THE TASK —
Copy out every line exactly as given.

GIVEN RECORDS —
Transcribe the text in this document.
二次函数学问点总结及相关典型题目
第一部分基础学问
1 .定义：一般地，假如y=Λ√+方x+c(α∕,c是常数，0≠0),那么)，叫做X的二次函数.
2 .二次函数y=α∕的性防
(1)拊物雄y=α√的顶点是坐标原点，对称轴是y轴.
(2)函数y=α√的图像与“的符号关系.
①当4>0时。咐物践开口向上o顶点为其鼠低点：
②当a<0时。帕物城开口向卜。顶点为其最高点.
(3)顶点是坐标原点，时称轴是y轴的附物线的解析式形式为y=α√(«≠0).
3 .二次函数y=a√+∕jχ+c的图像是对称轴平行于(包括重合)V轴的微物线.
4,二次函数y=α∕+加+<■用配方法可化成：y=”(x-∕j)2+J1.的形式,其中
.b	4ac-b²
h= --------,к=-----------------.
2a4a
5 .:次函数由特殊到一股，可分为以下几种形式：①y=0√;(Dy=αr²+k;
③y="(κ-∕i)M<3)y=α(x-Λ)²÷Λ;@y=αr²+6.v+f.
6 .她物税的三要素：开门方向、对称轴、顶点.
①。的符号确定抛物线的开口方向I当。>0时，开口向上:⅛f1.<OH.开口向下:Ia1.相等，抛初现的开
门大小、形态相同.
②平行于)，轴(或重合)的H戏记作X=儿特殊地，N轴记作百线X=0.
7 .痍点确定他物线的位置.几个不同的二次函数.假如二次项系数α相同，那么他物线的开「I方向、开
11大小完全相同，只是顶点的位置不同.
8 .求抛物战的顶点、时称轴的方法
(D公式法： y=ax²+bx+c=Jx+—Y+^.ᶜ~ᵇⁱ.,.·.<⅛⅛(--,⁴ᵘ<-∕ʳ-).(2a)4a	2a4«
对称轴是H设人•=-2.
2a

CORRECT RESPONSE —
Transcribe the text in this document.
二次函数学问点总结及相关典型题目
第一部分基础学问
1 .定义：一般地，假如y=Λ√+方x+c(α∕,c是常数，0≠0),那么)，叫做X的二次函数.
2 .二次函数y=α∕的性防
(1)拊物雄y=α√的顶点是坐标原点，对称轴是y轴.
(2)函数y=α√的图像与“的符号关系.
①当4>0时。咐物践开口向上o顶点为其鼠低点：
②当a<0时。帕物城开口向卜。顶点为其最高点.
(3)顶点是坐标原点，时称轴是y轴的附物线的解析式形式为y=α√(«≠0).
3 .二次函数y=a√+∕jχ+c的图像是对称轴平行于(包括重合)V轴的微物线.
4,二次函数y=α∕+加+<■用配方法可化成：y=”(x-∕j)2+J1.的形式,其中
.b	4ac-b²
h= --------,к=-----------------.
2a4a
5 .:次函数由特殊到一股，可分为以下几种形式：①y=0√;(Dy=αr²+k;
③y="(κ-∕i)M<3)y=α(x-Λ)²÷Λ;@y=αr²+6.v+f.
6 .她物税的三要素：开门方向、对称轴、顶点.
①。的符号确定抛物线的开口方向I当。>0时，开口向上:⅛f1.<OH.开口向下:Ia1.相等，抛初现的开
门大小、形态相同.
②平行于)，轴(或重合)的H戏记作X=儿特殊地，N轴记作百线X=0.
7 .痍点确定他物线的位置.几个不同的二次函数.假如二次项系数α相同，那么他物线的开「I方向、开
11大小完全相同，只是顶点的位置不同.
8 .求抛物战的顶点、时称轴的方法
(D公式法： y=ax²+bx+c=Jx+—Y+^.ᶜ~ᵇⁱ.,.·.<⅛⅛(--,⁴ᵘ<-∕ʳ-).(2a)4a	2a4«
对称轴是H设人•=-2.
2a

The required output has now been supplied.